* begin Entries provided *

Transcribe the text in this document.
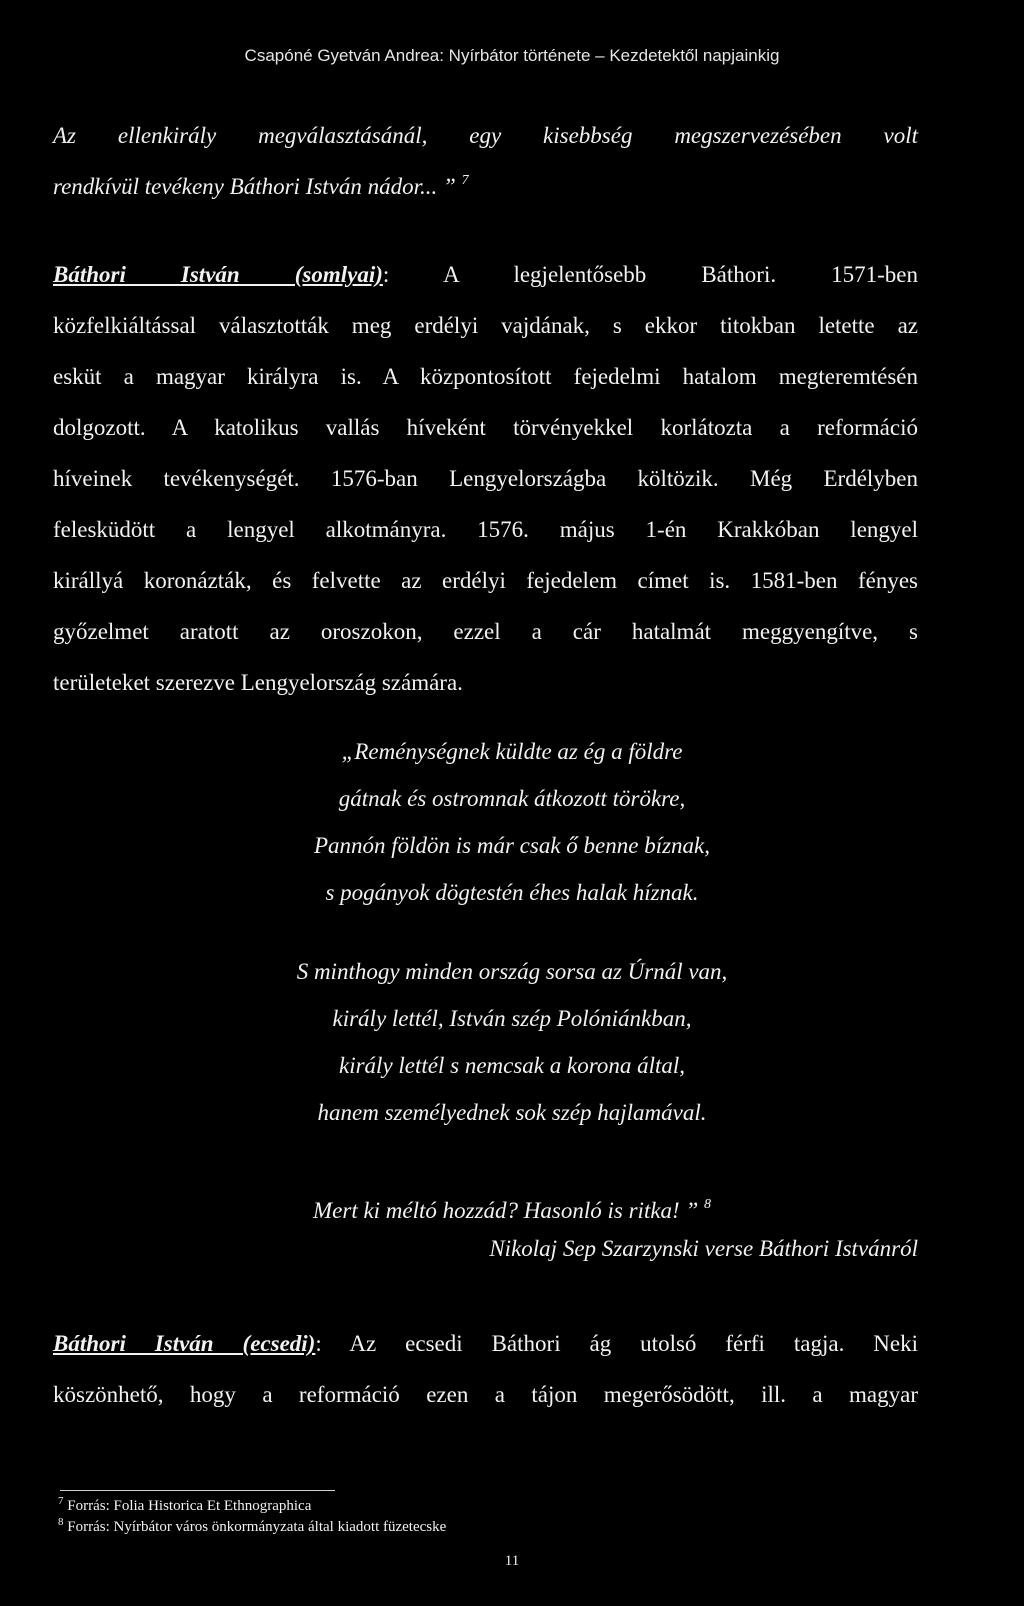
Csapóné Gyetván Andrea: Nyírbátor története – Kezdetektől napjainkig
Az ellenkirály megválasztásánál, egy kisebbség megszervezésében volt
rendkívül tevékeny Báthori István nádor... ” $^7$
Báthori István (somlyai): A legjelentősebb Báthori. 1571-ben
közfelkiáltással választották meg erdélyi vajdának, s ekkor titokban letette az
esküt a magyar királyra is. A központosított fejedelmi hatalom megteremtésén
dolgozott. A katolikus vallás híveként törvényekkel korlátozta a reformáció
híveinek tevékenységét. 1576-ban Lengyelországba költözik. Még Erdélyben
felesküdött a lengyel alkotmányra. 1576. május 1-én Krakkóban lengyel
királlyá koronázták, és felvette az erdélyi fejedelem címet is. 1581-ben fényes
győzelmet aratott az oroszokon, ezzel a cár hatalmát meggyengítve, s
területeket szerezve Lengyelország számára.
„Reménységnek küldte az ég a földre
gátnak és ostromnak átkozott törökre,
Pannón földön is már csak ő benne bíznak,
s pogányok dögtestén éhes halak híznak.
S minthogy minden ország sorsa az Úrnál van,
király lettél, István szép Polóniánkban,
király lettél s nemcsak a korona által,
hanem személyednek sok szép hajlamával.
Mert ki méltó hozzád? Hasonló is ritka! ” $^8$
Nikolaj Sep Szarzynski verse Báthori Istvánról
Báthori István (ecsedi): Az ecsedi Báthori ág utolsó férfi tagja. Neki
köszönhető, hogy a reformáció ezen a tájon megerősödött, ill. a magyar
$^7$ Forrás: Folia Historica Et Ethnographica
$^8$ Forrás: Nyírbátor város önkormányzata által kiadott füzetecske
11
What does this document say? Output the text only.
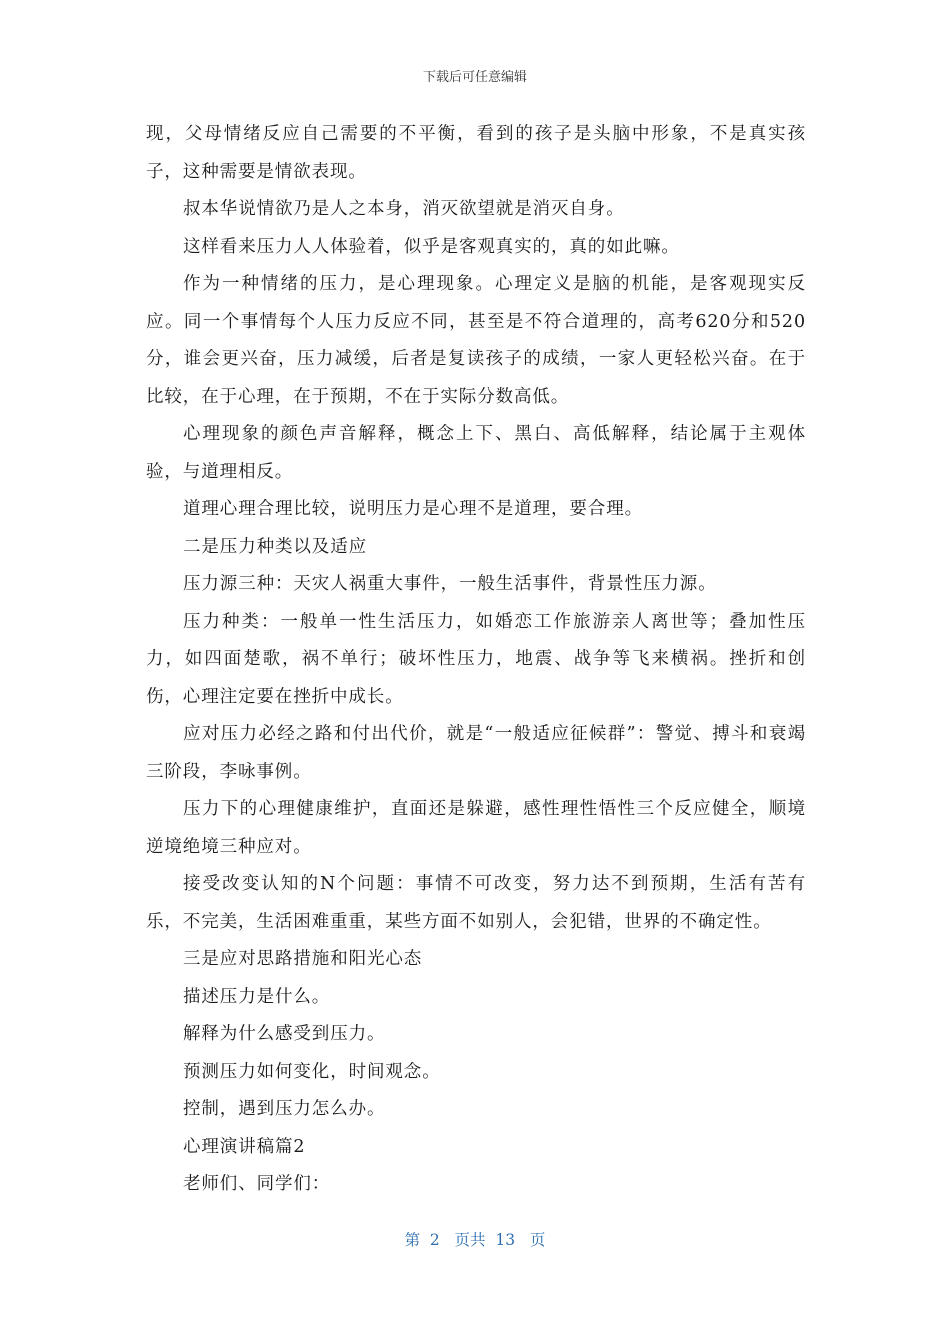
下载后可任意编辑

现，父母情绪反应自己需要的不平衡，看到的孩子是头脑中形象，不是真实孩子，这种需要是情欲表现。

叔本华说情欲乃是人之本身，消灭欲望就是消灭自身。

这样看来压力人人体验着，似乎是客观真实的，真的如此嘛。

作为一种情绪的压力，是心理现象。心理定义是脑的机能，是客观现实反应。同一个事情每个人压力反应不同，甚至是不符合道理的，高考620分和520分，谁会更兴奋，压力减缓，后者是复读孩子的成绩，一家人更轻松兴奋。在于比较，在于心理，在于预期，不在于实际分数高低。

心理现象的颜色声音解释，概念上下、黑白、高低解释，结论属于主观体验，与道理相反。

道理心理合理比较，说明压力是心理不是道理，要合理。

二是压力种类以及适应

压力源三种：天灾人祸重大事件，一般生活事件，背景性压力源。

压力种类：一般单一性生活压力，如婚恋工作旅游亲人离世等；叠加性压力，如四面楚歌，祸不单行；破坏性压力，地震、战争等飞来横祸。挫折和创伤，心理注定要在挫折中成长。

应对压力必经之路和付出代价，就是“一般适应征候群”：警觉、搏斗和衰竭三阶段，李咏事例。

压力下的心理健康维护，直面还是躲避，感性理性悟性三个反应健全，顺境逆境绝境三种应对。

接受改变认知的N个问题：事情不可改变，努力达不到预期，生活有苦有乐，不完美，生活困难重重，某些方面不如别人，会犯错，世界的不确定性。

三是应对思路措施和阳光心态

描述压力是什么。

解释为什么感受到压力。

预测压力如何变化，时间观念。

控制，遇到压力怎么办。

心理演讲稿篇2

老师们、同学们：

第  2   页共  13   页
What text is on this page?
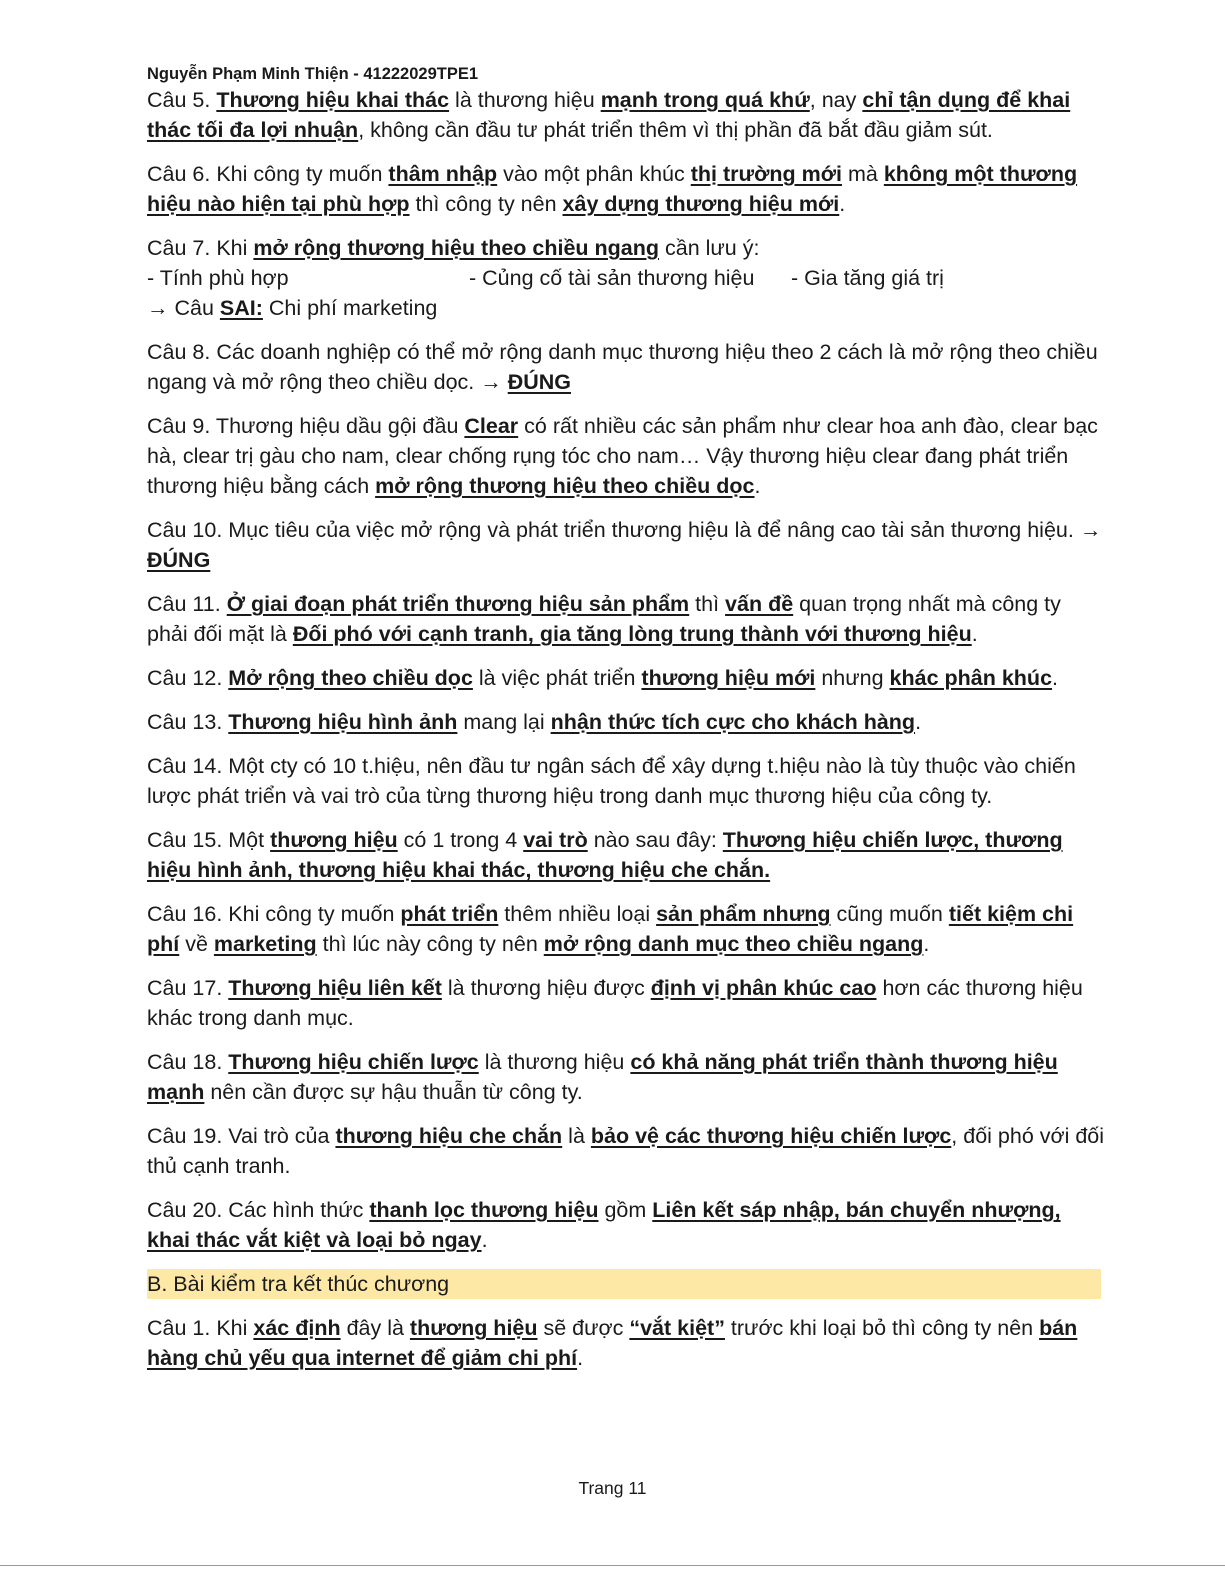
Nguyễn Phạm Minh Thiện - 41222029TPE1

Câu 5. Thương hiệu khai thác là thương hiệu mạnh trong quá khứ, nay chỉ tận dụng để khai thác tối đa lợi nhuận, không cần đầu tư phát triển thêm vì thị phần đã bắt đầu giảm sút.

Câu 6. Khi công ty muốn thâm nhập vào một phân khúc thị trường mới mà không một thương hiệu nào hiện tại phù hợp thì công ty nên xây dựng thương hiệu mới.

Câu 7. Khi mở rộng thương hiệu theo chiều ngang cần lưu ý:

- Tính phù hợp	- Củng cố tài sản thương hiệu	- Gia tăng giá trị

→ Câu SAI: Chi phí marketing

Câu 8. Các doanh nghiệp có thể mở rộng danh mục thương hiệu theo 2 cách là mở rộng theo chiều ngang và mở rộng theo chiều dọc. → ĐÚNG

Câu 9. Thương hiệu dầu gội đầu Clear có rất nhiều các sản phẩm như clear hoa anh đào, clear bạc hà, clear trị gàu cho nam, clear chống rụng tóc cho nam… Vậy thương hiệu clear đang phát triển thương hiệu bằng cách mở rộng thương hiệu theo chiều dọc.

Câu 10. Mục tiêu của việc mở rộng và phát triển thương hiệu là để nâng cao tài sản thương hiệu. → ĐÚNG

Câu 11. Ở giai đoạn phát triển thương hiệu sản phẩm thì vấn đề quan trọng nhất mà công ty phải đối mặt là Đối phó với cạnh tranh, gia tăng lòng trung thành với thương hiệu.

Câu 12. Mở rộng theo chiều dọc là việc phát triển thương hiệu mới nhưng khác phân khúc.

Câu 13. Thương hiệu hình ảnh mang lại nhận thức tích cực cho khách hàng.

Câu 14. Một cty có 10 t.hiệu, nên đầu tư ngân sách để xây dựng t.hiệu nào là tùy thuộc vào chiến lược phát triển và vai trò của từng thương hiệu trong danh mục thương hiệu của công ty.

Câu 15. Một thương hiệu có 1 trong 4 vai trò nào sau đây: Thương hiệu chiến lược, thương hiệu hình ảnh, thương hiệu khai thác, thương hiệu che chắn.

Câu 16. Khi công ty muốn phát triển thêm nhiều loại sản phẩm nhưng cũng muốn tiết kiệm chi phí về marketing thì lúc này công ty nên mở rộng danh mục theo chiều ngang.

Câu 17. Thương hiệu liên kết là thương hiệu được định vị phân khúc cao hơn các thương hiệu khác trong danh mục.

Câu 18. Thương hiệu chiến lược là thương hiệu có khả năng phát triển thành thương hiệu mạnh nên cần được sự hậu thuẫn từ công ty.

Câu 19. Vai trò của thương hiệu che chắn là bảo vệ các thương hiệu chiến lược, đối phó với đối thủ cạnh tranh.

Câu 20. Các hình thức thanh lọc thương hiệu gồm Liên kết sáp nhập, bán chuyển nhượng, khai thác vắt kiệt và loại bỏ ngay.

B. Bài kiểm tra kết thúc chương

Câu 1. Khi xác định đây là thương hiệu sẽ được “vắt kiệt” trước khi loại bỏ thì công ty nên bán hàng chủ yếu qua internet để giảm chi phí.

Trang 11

* end Entries provided *

## Exercise brief:
Without the pictures, return all the records precisely as they stand.

## Task answer:
Transcribe the text in this document.
Csapóné Gyetván Andrea: Nyírbátor története – Kezdetektől napjainkig
Az ellenkirály megválasztásánál, egy kisebbség megszervezésében volt
rendkívül tevékeny Báthori István nádor... ” $^7$
Báthori István (somlyai): A legjelentősebb Báthori. 1571-ben
közfelkiáltással választották meg erdélyi vajdának, s ekkor titokban letette az
esküt a magyar királyra is. A központosított fejedelmi hatalom megteremtésén
dolgozott. A katolikus vallás híveként törvényekkel korlátozta a reformáció
híveinek tevékenységét. 1576-ban Lengyelországba költözik. Még Erdélyben
felesküdött a lengyel alkotmányra. 1576. május 1-én Krakkóban lengyel
királlyá koronázták, és felvette az erdélyi fejedelem címet is. 1581-ben fényes
győzelmet aratott az oroszokon, ezzel a cár hatalmát meggyengítve, s
területeket szerezve Lengyelország számára.
„Reménységnek küldte az ég a földre
gátnak és ostromnak átkozott törökre,
Pannón földön is már csak ő benne bíznak,
s pogányok dögtestén éhes halak híznak.
S minthogy minden ország sorsa az Úrnál van,
király lettél, István szép Polóniánkban,
király lettél s nemcsak a korona által,
hanem személyednek sok szép hajlamával.
Mert ki méltó hozzád? Hasonló is ritka! ” $^8$
Nikolaj Sep Szarzynski verse Báthori Istvánról
Báthori István (ecsedi): Az ecsedi Báthori ág utolsó férfi tagja. Neki
köszönhető, hogy a reformáció ezen a tájon megerősödött, ill. a magyar
$^7$ Forrás: Folia Historica Et Ethnographica
$^8$ Forrás: Nyírbátor város önkormányzata által kiadott füzetecske
11
What does this document say? Output the text only.
下载后可任意编辑

现，父母情绪反应自己需要的不平衡，看到的孩子是头脑中形象，不是真实孩子，这种需要是情欲表现。

叔本华说情欲乃是人之本身，消灭欲望就是消灭自身。

这样看来压力人人体验着，似乎是客观真实的，真的如此嘛。

作为一种情绪的压力，是心理现象。心理定义是脑的机能，是客观现实反应。同一个事情每个人压力反应不同，甚至是不符合道理的，高考620分和520分，谁会更兴奋，压力减缓，后者是复读孩子的成绩，一家人更轻松兴奋。在于比较，在于心理，在于预期，不在于实际分数高低。

心理现象的颜色声音解释，概念上下、黑白、高低解释，结论属于主观体验，与道理相反。

道理心理合理比较，说明压力是心理不是道理，要合理。

二是压力种类以及适应

压力源三种：天灾人祸重大事件，一般生活事件，背景性压力源。

压力种类：一般单一性生活压力，如婚恋工作旅游亲人离世等；叠加性压力，如四面楚歌，祸不单行；破坏性压力，地震、战争等飞来横祸。挫折和创伤，心理注定要在挫折中成长。

应对压力必经之路和付出代价，就是“一般适应征候群”：警觉、搏斗和衰竭三阶段，李咏事例。

压力下的心理健康维护，直面还是躲避，感性理性悟性三个反应健全，顺境逆境绝境三种应对。

接受改变认知的N个问题：事情不可改变，努力达不到预期，生活有苦有乐，不完美，生活困难重重，某些方面不如别人，会犯错，世界的不确定性。

三是应对思路措施和阳光心态

描述压力是什么。

解释为什么感受到压力。

预测压力如何变化，时间观念。

控制，遇到压力怎么办。

心理演讲稿篇2

老师们、同学们：

第  2   页共  13   页
What text is on this page?
Nguyễn Phạm Minh Thiện - 41222029TPE1

Câu 5. Thương hiệu khai thác là thương hiệu mạnh trong quá khứ, nay chỉ tận dụng để khai thác tối đa lợi nhuận, không cần đầu tư phát triển thêm vì thị phần đã bắt đầu giảm sút.

Câu 6. Khi công ty muốn thâm nhập vào một phân khúc thị trường mới mà không một thương hiệu nào hiện tại phù hợp thì công ty nên xây dựng thương hiệu mới.

Câu 7. Khi mở rộng thương hiệu theo chiều ngang cần lưu ý:

- Tính phù hợp	- Củng cố tài sản thương hiệu	- Gia tăng giá trị

→ Câu SAI: Chi phí marketing

Câu 8. Các doanh nghiệp có thể mở rộng danh mục thương hiệu theo 2 cách là mở rộng theo chiều ngang và mở rộng theo chiều dọc. → ĐÚNG

Câu 9. Thương hiệu dầu gội đầu Clear có rất nhiều các sản phẩm như clear hoa anh đào, clear bạc hà, clear trị gàu cho nam, clear chống rụng tóc cho nam… Vậy thương hiệu clear đang phát triển thương hiệu bằng cách mở rộng thương hiệu theo chiều dọc.

Câu 10. Mục tiêu của việc mở rộng và phát triển thương hiệu là để nâng cao tài sản thương hiệu. → ĐÚNG

Câu 11. Ở giai đoạn phát triển thương hiệu sản phẩm thì vấn đề quan trọng nhất mà công ty phải đối mặt là Đối phó với cạnh tranh, gia tăng lòng trung thành với thương hiệu.

Câu 12. Mở rộng theo chiều dọc là việc phát triển thương hiệu mới nhưng khác phân khúc.

Câu 13. Thương hiệu hình ảnh mang lại nhận thức tích cực cho khách hàng.

Câu 14. Một cty có 10 t.hiệu, nên đầu tư ngân sách để xây dựng t.hiệu nào là tùy thuộc vào chiến lược phát triển và vai trò của từng thương hiệu trong danh mục thương hiệu của công ty.

Câu 15. Một thương hiệu có 1 trong 4 vai trò nào sau đây: Thương hiệu chiến lược, thương hiệu hình ảnh, thương hiệu khai thác, thương hiệu che chắn.

Câu 16. Khi công ty muốn phát triển thêm nhiều loại sản phẩm nhưng cũng muốn tiết kiệm chi phí về marketing thì lúc này công ty nên mở rộng danh mục theo chiều ngang.

Câu 17. Thương hiệu liên kết là thương hiệu được định vị phân khúc cao hơn các thương hiệu khác trong danh mục.

Câu 18. Thương hiệu chiến lược là thương hiệu có khả năng phát triển thành thương hiệu mạnh nên cần được sự hậu thuẫn từ công ty.

Câu 19. Vai trò của thương hiệu che chắn là bảo vệ các thương hiệu chiến lược, đối phó với đối thủ cạnh tranh.

Câu 20. Các hình thức thanh lọc thương hiệu gồm Liên kết sáp nhập, bán chuyển nhượng, khai thác vắt kiệt và loại bỏ ngay.

B. Bài kiểm tra kết thúc chương

Câu 1. Khi xác định đây là thương hiệu sẽ được “vắt kiệt” trước khi loại bỏ thì công ty nên bán hàng chủ yếu qua internet để giảm chi phí.

Trang 11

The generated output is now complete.